# [What the exercise asks]
Report only the number of lines holding "многоквартирный".

begin Data to process

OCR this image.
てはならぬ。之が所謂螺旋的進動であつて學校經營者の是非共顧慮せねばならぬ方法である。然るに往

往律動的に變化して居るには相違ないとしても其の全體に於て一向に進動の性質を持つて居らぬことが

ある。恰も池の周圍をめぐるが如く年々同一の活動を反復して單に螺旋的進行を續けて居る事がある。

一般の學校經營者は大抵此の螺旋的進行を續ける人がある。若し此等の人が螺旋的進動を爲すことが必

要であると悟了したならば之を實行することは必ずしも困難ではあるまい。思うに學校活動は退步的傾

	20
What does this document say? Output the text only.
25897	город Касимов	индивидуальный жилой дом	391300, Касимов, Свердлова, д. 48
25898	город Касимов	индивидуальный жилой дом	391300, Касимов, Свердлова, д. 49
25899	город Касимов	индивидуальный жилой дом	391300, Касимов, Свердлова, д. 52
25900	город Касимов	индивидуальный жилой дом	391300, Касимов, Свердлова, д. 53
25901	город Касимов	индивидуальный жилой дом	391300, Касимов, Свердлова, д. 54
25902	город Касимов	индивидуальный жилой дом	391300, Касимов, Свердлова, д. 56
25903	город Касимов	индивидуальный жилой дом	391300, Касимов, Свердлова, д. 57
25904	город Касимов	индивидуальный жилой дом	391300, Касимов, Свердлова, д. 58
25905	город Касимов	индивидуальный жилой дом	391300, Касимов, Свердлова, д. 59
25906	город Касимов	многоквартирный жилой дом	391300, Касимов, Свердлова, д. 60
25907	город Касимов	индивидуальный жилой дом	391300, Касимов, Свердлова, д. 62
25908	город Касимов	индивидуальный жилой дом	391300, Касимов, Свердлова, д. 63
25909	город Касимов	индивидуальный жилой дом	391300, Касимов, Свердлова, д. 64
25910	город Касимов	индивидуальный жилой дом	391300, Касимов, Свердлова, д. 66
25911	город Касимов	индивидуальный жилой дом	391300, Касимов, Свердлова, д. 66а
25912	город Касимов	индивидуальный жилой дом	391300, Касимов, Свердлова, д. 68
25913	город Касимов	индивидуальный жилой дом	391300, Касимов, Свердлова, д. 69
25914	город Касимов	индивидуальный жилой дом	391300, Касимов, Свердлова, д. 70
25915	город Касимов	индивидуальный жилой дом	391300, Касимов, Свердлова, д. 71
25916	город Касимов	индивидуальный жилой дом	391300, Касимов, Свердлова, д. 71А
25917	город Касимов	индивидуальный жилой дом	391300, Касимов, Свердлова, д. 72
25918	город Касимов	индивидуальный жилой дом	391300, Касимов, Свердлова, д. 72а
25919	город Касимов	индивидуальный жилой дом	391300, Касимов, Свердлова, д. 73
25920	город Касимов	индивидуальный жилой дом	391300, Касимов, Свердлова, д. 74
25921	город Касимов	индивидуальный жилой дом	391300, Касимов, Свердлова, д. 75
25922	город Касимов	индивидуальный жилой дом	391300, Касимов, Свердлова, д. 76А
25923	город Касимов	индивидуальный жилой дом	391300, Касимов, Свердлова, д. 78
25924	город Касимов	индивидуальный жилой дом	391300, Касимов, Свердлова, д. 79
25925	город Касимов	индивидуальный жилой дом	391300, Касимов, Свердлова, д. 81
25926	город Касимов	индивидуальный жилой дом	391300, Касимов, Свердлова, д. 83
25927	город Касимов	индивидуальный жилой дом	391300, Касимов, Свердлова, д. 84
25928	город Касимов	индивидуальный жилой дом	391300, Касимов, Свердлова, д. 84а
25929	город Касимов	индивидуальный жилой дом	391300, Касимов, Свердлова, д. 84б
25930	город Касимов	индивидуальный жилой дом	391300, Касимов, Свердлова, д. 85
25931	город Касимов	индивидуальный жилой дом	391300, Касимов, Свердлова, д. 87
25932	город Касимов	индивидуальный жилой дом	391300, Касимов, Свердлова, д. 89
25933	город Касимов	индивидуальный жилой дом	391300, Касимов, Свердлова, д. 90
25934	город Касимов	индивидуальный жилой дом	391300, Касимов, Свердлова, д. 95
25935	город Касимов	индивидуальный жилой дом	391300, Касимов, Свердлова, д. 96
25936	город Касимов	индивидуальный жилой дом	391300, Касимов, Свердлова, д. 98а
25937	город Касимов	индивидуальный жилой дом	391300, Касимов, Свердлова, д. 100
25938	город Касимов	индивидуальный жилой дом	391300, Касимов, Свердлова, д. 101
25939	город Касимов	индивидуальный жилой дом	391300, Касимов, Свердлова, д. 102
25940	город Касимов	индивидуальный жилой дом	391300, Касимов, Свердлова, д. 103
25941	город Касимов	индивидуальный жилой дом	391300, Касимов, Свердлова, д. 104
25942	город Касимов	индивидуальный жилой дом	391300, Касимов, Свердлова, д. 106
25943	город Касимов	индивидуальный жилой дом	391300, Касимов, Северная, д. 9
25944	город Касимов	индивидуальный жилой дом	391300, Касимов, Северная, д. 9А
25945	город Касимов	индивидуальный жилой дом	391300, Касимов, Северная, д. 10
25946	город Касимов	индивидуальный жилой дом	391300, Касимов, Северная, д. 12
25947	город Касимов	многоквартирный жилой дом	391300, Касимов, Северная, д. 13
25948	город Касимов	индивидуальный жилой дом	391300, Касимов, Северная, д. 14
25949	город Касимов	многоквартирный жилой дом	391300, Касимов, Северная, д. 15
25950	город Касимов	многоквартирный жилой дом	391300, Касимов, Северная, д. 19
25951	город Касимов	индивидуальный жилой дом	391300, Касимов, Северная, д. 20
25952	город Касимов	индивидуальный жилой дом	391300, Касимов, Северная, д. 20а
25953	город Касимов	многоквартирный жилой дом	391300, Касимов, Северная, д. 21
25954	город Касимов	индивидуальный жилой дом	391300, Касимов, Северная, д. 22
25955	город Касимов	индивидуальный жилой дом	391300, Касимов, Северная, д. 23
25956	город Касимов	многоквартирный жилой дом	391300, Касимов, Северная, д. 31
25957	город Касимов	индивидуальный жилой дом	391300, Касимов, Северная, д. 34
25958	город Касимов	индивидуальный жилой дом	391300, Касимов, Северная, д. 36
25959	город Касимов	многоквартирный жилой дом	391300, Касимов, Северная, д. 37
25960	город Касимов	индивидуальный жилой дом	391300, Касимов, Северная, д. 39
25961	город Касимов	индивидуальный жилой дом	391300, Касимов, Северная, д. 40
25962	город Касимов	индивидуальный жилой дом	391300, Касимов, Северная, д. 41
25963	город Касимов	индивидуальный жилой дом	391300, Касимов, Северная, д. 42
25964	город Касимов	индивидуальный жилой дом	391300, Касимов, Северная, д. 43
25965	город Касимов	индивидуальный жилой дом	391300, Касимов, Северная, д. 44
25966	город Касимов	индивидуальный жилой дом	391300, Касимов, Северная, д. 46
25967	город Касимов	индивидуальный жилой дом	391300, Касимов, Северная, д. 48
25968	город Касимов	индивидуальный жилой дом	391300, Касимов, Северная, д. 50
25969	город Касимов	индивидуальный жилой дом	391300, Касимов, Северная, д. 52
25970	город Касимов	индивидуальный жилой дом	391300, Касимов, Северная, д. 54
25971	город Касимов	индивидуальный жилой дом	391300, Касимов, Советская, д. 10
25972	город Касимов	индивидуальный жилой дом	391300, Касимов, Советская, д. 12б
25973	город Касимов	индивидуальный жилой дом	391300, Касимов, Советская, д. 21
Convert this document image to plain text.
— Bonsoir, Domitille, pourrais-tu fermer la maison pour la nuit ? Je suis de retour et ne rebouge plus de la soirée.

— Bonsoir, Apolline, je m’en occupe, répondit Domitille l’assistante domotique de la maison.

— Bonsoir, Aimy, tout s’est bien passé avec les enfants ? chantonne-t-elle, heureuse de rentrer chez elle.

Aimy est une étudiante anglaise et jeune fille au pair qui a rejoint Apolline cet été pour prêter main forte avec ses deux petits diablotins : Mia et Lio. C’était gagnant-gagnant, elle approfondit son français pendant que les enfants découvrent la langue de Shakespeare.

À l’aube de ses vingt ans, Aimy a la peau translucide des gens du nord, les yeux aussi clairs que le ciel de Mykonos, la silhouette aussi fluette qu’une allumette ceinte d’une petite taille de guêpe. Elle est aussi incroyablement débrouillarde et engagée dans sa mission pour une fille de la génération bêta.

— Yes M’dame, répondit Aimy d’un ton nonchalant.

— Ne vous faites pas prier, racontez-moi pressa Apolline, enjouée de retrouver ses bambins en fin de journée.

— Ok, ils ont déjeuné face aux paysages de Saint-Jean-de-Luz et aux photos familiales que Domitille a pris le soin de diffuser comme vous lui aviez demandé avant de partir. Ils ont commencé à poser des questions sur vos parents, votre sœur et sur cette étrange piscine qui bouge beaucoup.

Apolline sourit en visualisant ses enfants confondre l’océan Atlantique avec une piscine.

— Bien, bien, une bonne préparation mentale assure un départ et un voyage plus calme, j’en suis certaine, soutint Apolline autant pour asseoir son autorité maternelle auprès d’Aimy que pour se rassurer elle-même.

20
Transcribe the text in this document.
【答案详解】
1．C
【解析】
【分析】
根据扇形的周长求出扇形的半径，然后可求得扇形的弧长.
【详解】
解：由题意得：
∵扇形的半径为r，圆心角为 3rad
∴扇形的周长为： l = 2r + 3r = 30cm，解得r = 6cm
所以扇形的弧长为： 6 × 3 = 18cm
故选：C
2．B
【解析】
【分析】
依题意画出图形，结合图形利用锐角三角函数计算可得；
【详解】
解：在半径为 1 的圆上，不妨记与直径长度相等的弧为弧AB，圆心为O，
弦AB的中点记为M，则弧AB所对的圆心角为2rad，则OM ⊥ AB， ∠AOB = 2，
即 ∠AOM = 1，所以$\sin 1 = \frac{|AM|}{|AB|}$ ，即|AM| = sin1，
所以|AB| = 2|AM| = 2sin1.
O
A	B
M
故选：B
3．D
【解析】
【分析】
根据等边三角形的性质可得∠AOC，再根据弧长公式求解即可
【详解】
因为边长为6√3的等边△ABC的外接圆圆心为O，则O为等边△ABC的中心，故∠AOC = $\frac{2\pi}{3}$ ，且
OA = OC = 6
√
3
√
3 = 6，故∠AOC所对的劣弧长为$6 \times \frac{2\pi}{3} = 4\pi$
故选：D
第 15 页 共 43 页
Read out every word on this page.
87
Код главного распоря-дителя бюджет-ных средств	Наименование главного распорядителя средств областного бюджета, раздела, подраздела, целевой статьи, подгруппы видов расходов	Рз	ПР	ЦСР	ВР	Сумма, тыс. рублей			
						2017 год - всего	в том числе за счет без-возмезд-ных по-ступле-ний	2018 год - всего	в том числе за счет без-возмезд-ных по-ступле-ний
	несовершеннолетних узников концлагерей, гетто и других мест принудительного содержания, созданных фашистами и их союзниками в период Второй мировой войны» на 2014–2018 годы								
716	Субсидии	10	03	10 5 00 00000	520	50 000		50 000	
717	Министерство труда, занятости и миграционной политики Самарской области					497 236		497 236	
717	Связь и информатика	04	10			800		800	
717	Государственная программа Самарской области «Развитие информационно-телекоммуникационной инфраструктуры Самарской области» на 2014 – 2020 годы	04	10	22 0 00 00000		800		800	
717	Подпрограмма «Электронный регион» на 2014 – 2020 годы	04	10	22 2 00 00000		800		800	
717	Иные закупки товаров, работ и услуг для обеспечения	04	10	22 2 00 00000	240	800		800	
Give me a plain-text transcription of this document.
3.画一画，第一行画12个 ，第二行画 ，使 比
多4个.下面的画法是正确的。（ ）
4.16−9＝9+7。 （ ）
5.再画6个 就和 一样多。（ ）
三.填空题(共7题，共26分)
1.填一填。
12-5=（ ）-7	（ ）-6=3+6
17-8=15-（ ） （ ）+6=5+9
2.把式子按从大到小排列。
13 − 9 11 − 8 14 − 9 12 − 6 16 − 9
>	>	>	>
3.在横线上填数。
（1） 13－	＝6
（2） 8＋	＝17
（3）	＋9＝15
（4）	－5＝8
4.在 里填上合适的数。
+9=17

end Data to process

# [Reply]
7